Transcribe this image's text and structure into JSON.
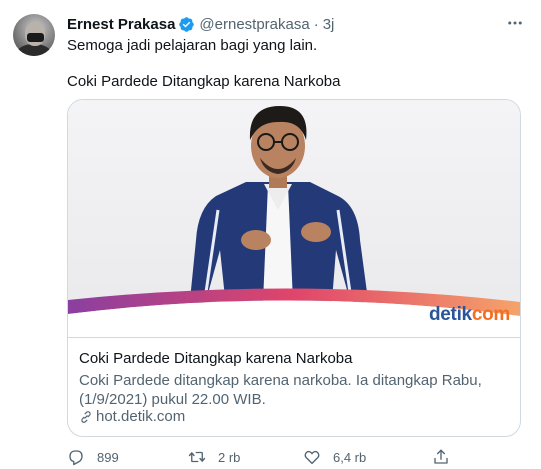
{
  "author": {
    "name": "Ernest Prakasa",
    "handle": "@ernestprakasa",
    "separator": "·",
    "time": "3j"
  },
  "tweet": {
    "line1": "Semoga jadi pelajaran bagi yang lain.",
    "line2": "Coki Pardede Ditangkap karena Narkoba"
  },
  "card": {
    "logo_text_a": "detik",
    "logo_text_b": "com",
    "title": "Coki Pardede Ditangkap karena Narkoba",
    "description": "Coki Pardede ditangkap karena narkoba. Ia ditangkap Rabu, (1/9/2021) pukul 22.00 WIB.",
    "domain": "hot.detik.com"
  },
  "actions": {
    "replies": "899",
    "retweets": "2 rb",
    "likes": "6,4 rb"
  },
  "colors": {
    "verified": "#1d9bf0",
    "secondary_text": "#536471",
    "border": "#cfd9de",
    "detik_blue": "#2a5599",
    "detik_orange": "#f26f21"
  },
  "icons": [
    "verified-badge-icon",
    "more-icon",
    "link-icon",
    "reply-icon",
    "retweet-icon",
    "like-icon",
    "share-icon"
  ]
}
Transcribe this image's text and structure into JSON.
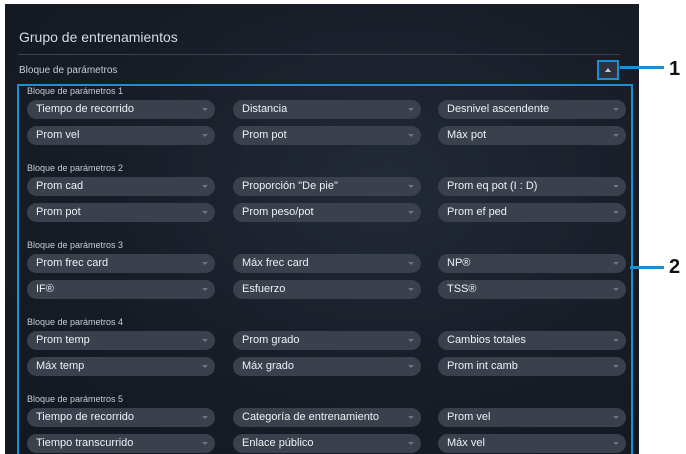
{
  "panel": {
    "title": "Grupo de entrenamientos",
    "section_header": "Bloque de parámetros"
  },
  "blocks": [
    {
      "label": "Bloque de parámetros 1",
      "rows": [
        [
          "Tiempo de recorrido",
          "Distancia",
          "Desnivel ascendente"
        ],
        [
          "Prom vel",
          "Prom pot",
          "Máx pot"
        ]
      ]
    },
    {
      "label": "Bloque de parámetros 2",
      "rows": [
        [
          "Prom cad",
          "Proporción \"De pie\"",
          "Prom eq pot (I : D)"
        ],
        [
          "Prom pot",
          "Prom peso/pot",
          "Prom ef ped"
        ]
      ]
    },
    {
      "label": "Bloque de parámetros 3",
      "rows": [
        [
          "Prom frec card",
          "Máx frec card",
          "NP®"
        ],
        [
          "IF®",
          "Esfuerzo",
          "TSS®"
        ]
      ]
    },
    {
      "label": "Bloque de parámetros 4",
      "rows": [
        [
          "Prom temp",
          "Prom grado",
          "Cambios totales"
        ],
        [
          "Máx temp",
          "Máx grado",
          "Prom int camb"
        ]
      ]
    },
    {
      "label": "Bloque de parámetros 5",
      "rows": [
        [
          "Tiempo de recorrido",
          "Categoría de entrenamiento",
          "Prom vel"
        ],
        [
          "Tiempo transcurrido",
          "Enlace público",
          "Máx vel"
        ]
      ]
    }
  ],
  "callouts": {
    "one": "1",
    "two": "2"
  },
  "colors": {
    "accent": "#1b8fd0",
    "panel_bg": "#171d27",
    "dropdown_bg": "#3a414c"
  },
  "icons": {
    "collapse": "chevron-up-icon",
    "dropdown": "caret-down-icon"
  }
}
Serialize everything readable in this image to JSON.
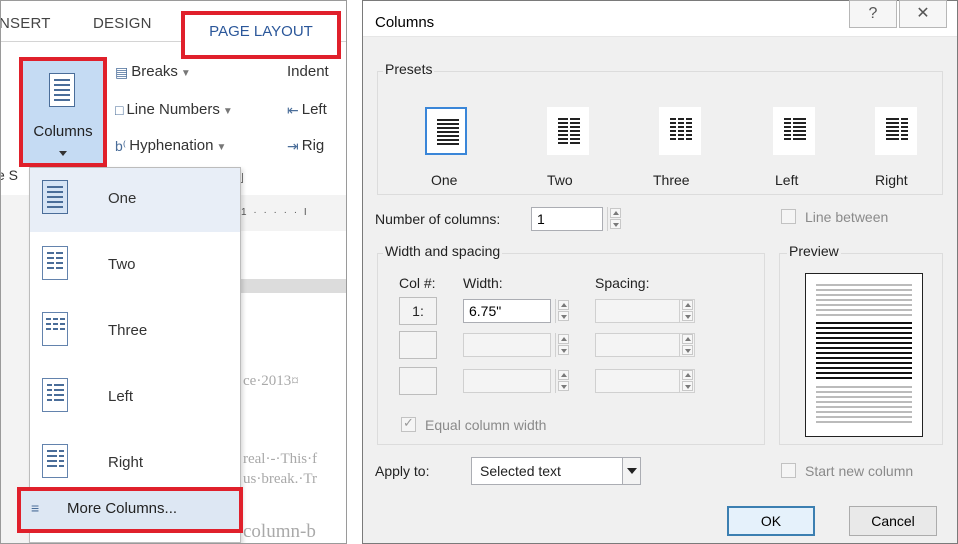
{
  "ribbon": {
    "tabs": [
      "NSERT",
      "DESIGN"
    ],
    "active_tab": "PAGE LAYOUT",
    "columns_button": "Columns",
    "breaks": "Breaks",
    "line_numbers": "Line Numbers",
    "hyphenation": "Hyphenation",
    "indent_title": "Indent",
    "indent_left": "Left",
    "indent_right": "Rig",
    "page_setup_fragment": "e S",
    "ruler_text": "1 · · · · · I"
  },
  "columns_menu": {
    "items": [
      {
        "label": "One",
        "icon": "one-column-icon"
      },
      {
        "label": "Two",
        "icon": "two-columns-icon"
      },
      {
        "label": "Three",
        "icon": "three-columns-icon"
      },
      {
        "label": "Left",
        "icon": "left-column-icon"
      },
      {
        "label": "Right",
        "icon": "right-column-icon"
      }
    ],
    "more": "More Columns..."
  },
  "document_fragments": {
    "line1": "ce·2013¤",
    "line2": "real·-·This·f",
    "line3": "us·break.·Tr",
    "line4": "column-b"
  },
  "dialog": {
    "title": "Columns",
    "help": "?",
    "close": "✕",
    "presets_title": "Presets",
    "presets": [
      "One",
      "Two",
      "Three",
      "Left",
      "Right"
    ],
    "number_of_columns_label": "Number of columns:",
    "number_of_columns_value": "1",
    "line_between": "Line between",
    "width_spacing_title": "Width and spacing",
    "col_header": "Col #:",
    "width_header": "Width:",
    "spacing_header": "Spacing:",
    "rows": [
      {
        "col": "1:",
        "width": "6.75\"",
        "spacing": ""
      },
      {
        "col": "",
        "width": "",
        "spacing": ""
      },
      {
        "col": "",
        "width": "",
        "spacing": ""
      }
    ],
    "equal_column_width": "Equal column width",
    "preview_title": "Preview",
    "apply_to_label": "Apply to:",
    "apply_to_value": "Selected text",
    "start_new_column": "Start new column",
    "ok": "OK",
    "cancel": "Cancel"
  },
  "colors": {
    "highlight_red": "#e0202b",
    "accent_blue": "#2b579a",
    "selected_fill": "#c5dbf3"
  }
}
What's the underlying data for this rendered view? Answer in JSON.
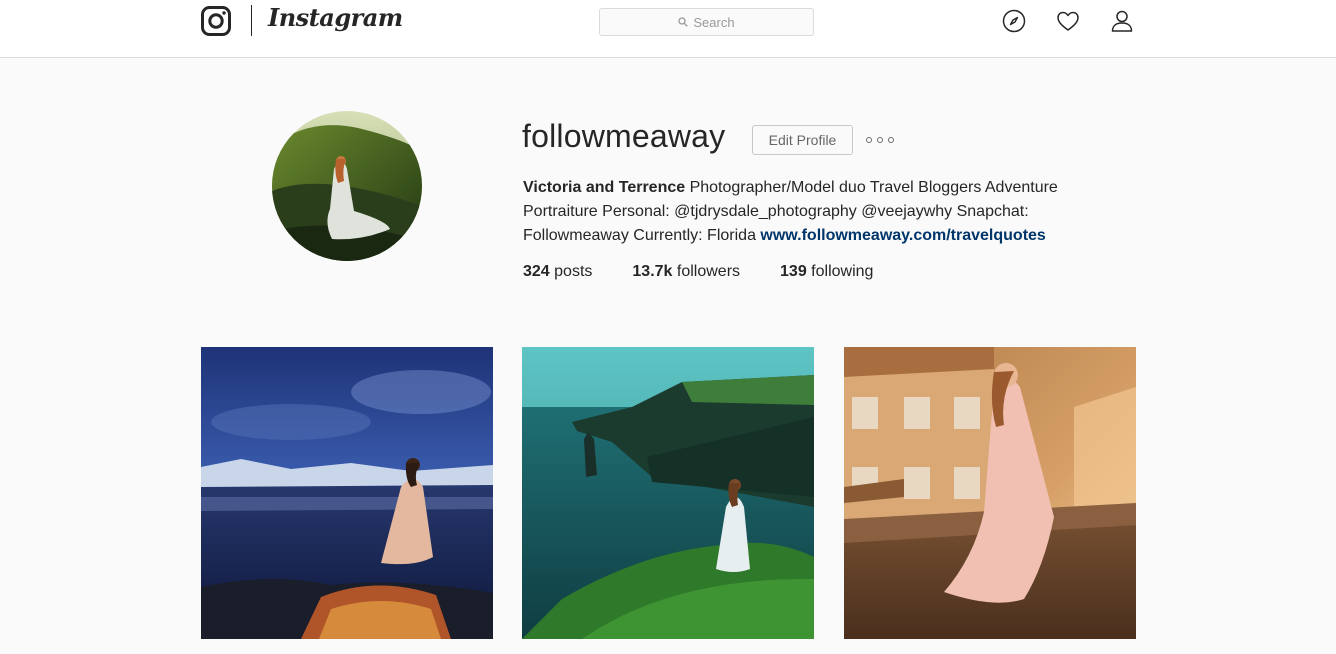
{
  "header": {
    "wordmark": "Instagram",
    "search_placeholder": "Search",
    "icons": [
      "instagram-glyph-icon",
      "search-icon",
      "compass-icon",
      "heart-icon",
      "person-icon"
    ]
  },
  "profile": {
    "username": "followmeaway",
    "edit_label": "Edit Profile",
    "bio": {
      "name": "Victoria and Terrence",
      "text": " Photographer/Model duo Travel Bloggers Adventure Portraiture Personal: @tjdrysdale_photography @veejaywhy Snapchat: Followmeaway Currently: Florida ",
      "link": "www.followmeaway.com/travelquotes"
    },
    "stats": [
      {
        "count": "324",
        "label": " posts"
      },
      {
        "count": "13.7k",
        "label": " followers"
      },
      {
        "count": "139",
        "label": " following"
      }
    ]
  },
  "posts": [
    {
      "subject": "woman in dress on rocky shore at dusk"
    },
    {
      "subject": "woman in white dress on sea cliffs"
    },
    {
      "subject": "woman in pink dress on sunny ledge"
    }
  ],
  "colors": {
    "link": "#003569",
    "border": "#dbdbdb",
    "background": "#fafafa"
  }
}
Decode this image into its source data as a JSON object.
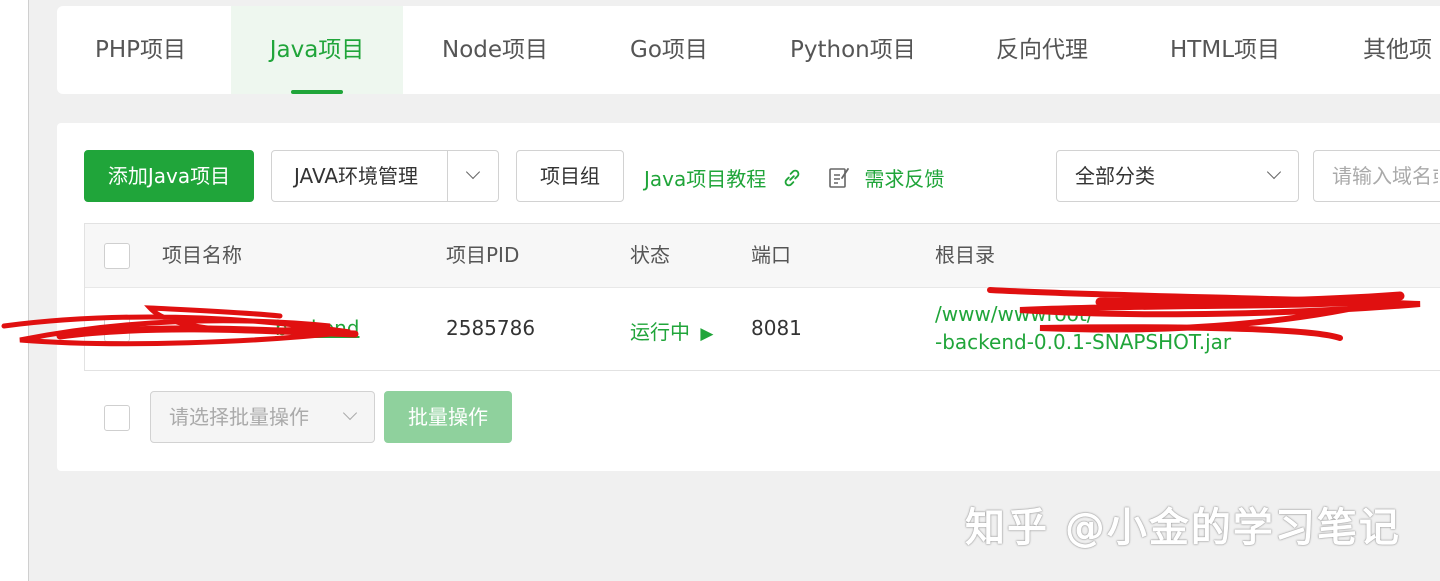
{
  "tabs": [
    {
      "label": "PHP项目"
    },
    {
      "label": "Java项目"
    },
    {
      "label": "Node项目"
    },
    {
      "label": "Go项目"
    },
    {
      "label": "Python项目"
    },
    {
      "label": "反向代理"
    },
    {
      "label": "HTML项目"
    },
    {
      "label": "其他项"
    }
  ],
  "toolbar": {
    "add_label": "添加Java项目",
    "env_label": "JAVA环境管理",
    "group_label": "项目组",
    "tutorial_label": "Java项目教程",
    "feedback_label": "需求反馈",
    "category_value": "全部分类",
    "search_placeholder": "请输入域名或"
  },
  "table": {
    "headers": {
      "name": "项目名称",
      "pid": "项目PID",
      "status": "状态",
      "port": "端口",
      "root": "根目录"
    },
    "rows": [
      {
        "name": "backend",
        "pid": "2585786",
        "status": "运行中",
        "port": "8081",
        "root_line1": "/www/wwwroot/",
        "root_line2": "-backend-0.0.1-SNAPSHOT.jar"
      }
    ]
  },
  "batch": {
    "select_placeholder": "请选择批量操作",
    "button_label": "批量操作"
  },
  "watermark": "知乎 @小金的学习笔记",
  "colors": {
    "accent": "#20a53a",
    "redaction": "#e01010"
  }
}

## [Set exercise]
Print the entries above exactly, taking out only the pictures.

## [Final answer]
Transcribe this image's text and structure into JSON.
{
  "author": {
    "name": "Ernest Prakasa",
    "handle": "@ernestprakasa",
    "separator": "·",
    "time": "3j"
  },
  "tweet": {
    "line1": "Semoga jadi pelajaran bagi yang lain.",
    "line2": "Coki Pardede Ditangkap karena Narkoba"
  },
  "card": {
    "logo_text_a": "detik",
    "logo_text_b": "com",
    "title": "Coki Pardede Ditangkap karena Narkoba",
    "description": "Coki Pardede ditangkap karena narkoba. Ia ditangkap Rabu, (1/9/2021) pukul 22.00 WIB.",
    "domain": "hot.detik.com"
  },
  "actions": {
    "replies": "899",
    "retweets": "2 rb",
    "likes": "6,4 rb"
  },
  "colors": {
    "verified": "#1d9bf0",
    "secondary_text": "#536471",
    "border": "#cfd9de",
    "detik_blue": "#2a5599",
    "detik_orange": "#f26f21"
  },
  "icons": [
    "verified-badge-icon",
    "more-icon",
    "link-icon",
    "reply-icon",
    "retweet-icon",
    "like-icon",
    "share-icon"
  ]
}
Transcribe this image's text and structure into JSON.
{
  "panel": {
    "title": "Grupo de entrenamientos",
    "section_header": "Bloque de parámetros"
  },
  "blocks": [
    {
      "label": "Bloque de parámetros 1",
      "rows": [
        [
          "Tiempo de recorrido",
          "Distancia",
          "Desnivel ascendente"
        ],
        [
          "Prom vel",
          "Prom pot",
          "Máx pot"
        ]
      ]
    },
    {
      "label": "Bloque de parámetros 2",
      "rows": [
        [
          "Prom cad",
          "Proporción \"De pie\"",
          "Prom eq pot (I : D)"
        ],
        [
          "Prom pot",
          "Prom peso/pot",
          "Prom ef ped"
        ]
      ]
    },
    {
      "label": "Bloque de parámetros 3",
      "rows": [
        [
          "Prom frec card",
          "Máx frec card",
          "NP®"
        ],
        [
          "IF®",
          "Esfuerzo",
          "TSS®"
        ]
      ]
    },
    {
      "label": "Bloque de parámetros 4",
      "rows": [
        [
          "Prom temp",
          "Prom grado",
          "Cambios totales"
        ],
        [
          "Máx temp",
          "Máx grado",
          "Prom int camb"
        ]
      ]
    },
    {
      "label": "Bloque de parámetros 5",
      "rows": [
        [
          "Tiempo de recorrido",
          "Categoría de entrenamiento",
          "Prom vel"
        ],
        [
          "Tiempo transcurrido",
          "Enlace público",
          "Máx vel"
        ]
      ]
    }
  ],
  "callouts": {
    "one": "1",
    "two": "2"
  },
  "colors": {
    "accent": "#1b8fd0",
    "panel_bg": "#171d27",
    "dropdown_bg": "#3a414c"
  },
  "icons": {
    "collapse": "chevron-up-icon",
    "dropdown": "caret-down-icon"
  }
}
Serialize everything readable in this image to JSON.
{
  "ribbon": {
    "tabs": [
      "NSERT",
      "DESIGN"
    ],
    "active_tab": "PAGE LAYOUT",
    "columns_button": "Columns",
    "breaks": "Breaks",
    "line_numbers": "Line Numbers",
    "hyphenation": "Hyphenation",
    "indent_title": "Indent",
    "indent_left": "Left",
    "indent_right": "Rig",
    "page_setup_fragment": "e S",
    "ruler_text": "1 · · · · · I"
  },
  "columns_menu": {
    "items": [
      {
        "label": "One",
        "icon": "one-column-icon"
      },
      {
        "label": "Two",
        "icon": "two-columns-icon"
      },
      {
        "label": "Three",
        "icon": "three-columns-icon"
      },
      {
        "label": "Left",
        "icon": "left-column-icon"
      },
      {
        "label": "Right",
        "icon": "right-column-icon"
      }
    ],
    "more": "More Columns..."
  },
  "document_fragments": {
    "line1": "ce·2013¤",
    "line2": "real·-·This·f",
    "line3": "us·break.·Tr",
    "line4": "column-b"
  },
  "dialog": {
    "title": "Columns",
    "help": "?",
    "close": "✕",
    "presets_title": "Presets",
    "presets": [
      "One",
      "Two",
      "Three",
      "Left",
      "Right"
    ],
    "number_of_columns_label": "Number of columns:",
    "number_of_columns_value": "1",
    "line_between": "Line between",
    "width_spacing_title": "Width and spacing",
    "col_header": "Col #:",
    "width_header": "Width:",
    "spacing_header": "Spacing:",
    "rows": [
      {
        "col": "1:",
        "width": "6.75\"",
        "spacing": ""
      },
      {
        "col": "",
        "width": "",
        "spacing": ""
      },
      {
        "col": "",
        "width": "",
        "spacing": ""
      }
    ],
    "equal_column_width": "Equal column width",
    "preview_title": "Preview",
    "apply_to_label": "Apply to:",
    "apply_to_value": "Selected text",
    "start_new_column": "Start new column",
    "ok": "OK",
    "cancel": "Cancel"
  },
  "colors": {
    "highlight_red": "#e0202b",
    "accent_blue": "#2b579a",
    "selected_fill": "#c5dbf3"
  }
}
What's the underlying data for this rendered view? Answer in JSON.
{
  "header": {
    "wordmark": "Instagram",
    "search_placeholder": "Search",
    "icons": [
      "instagram-glyph-icon",
      "search-icon",
      "compass-icon",
      "heart-icon",
      "person-icon"
    ]
  },
  "profile": {
    "username": "followmeaway",
    "edit_label": "Edit Profile",
    "bio": {
      "name": "Victoria and Terrence",
      "text": " Photographer/Model duo Travel Bloggers Adventure Portraiture Personal: @tjdrysdale_photography @veejaywhy Snapchat: Followmeaway Currently: Florida ",
      "link": "www.followmeaway.com/travelquotes"
    },
    "stats": [
      {
        "count": "324",
        "label": " posts"
      },
      {
        "count": "13.7k",
        "label": " followers"
      },
      {
        "count": "139",
        "label": " following"
      }
    ]
  },
  "posts": [
    {
      "subject": "woman in dress on rocky shore at dusk"
    },
    {
      "subject": "woman in white dress on sea cliffs"
    },
    {
      "subject": "woman in pink dress on sunny ledge"
    }
  ],
  "colors": {
    "link": "#003569",
    "border": "#dbdbdb",
    "background": "#fafafa"
  }
}
Decode this image into its source data as a JSON object.
{
  "tabs": [
    {
      "label": "PHP项目"
    },
    {
      "label": "Java项目"
    },
    {
      "label": "Node项目"
    },
    {
      "label": "Go项目"
    },
    {
      "label": "Python项目"
    },
    {
      "label": "反向代理"
    },
    {
      "label": "HTML项目"
    },
    {
      "label": "其他项"
    }
  ],
  "toolbar": {
    "add_label": "添加Java项目",
    "env_label": "JAVA环境管理",
    "group_label": "项目组",
    "tutorial_label": "Java项目教程",
    "feedback_label": "需求反馈",
    "category_value": "全部分类",
    "search_placeholder": "请输入域名或"
  },
  "table": {
    "headers": {
      "name": "项目名称",
      "pid": "项目PID",
      "status": "状态",
      "port": "端口",
      "root": "根目录"
    },
    "rows": [
      {
        "name": "backend",
        "pid": "2585786",
        "status": "运行中",
        "port": "8081",
        "root_line1": "/www/wwwroot/",
        "root_line2": "-backend-0.0.1-SNAPSHOT.jar"
      }
    ]
  },
  "batch": {
    "select_placeholder": "请选择批量操作",
    "button_label": "批量操作"
  },
  "watermark": "知乎 @小金的学习笔记",
  "colors": {
    "accent": "#20a53a",
    "redaction": "#e01010"
  }
}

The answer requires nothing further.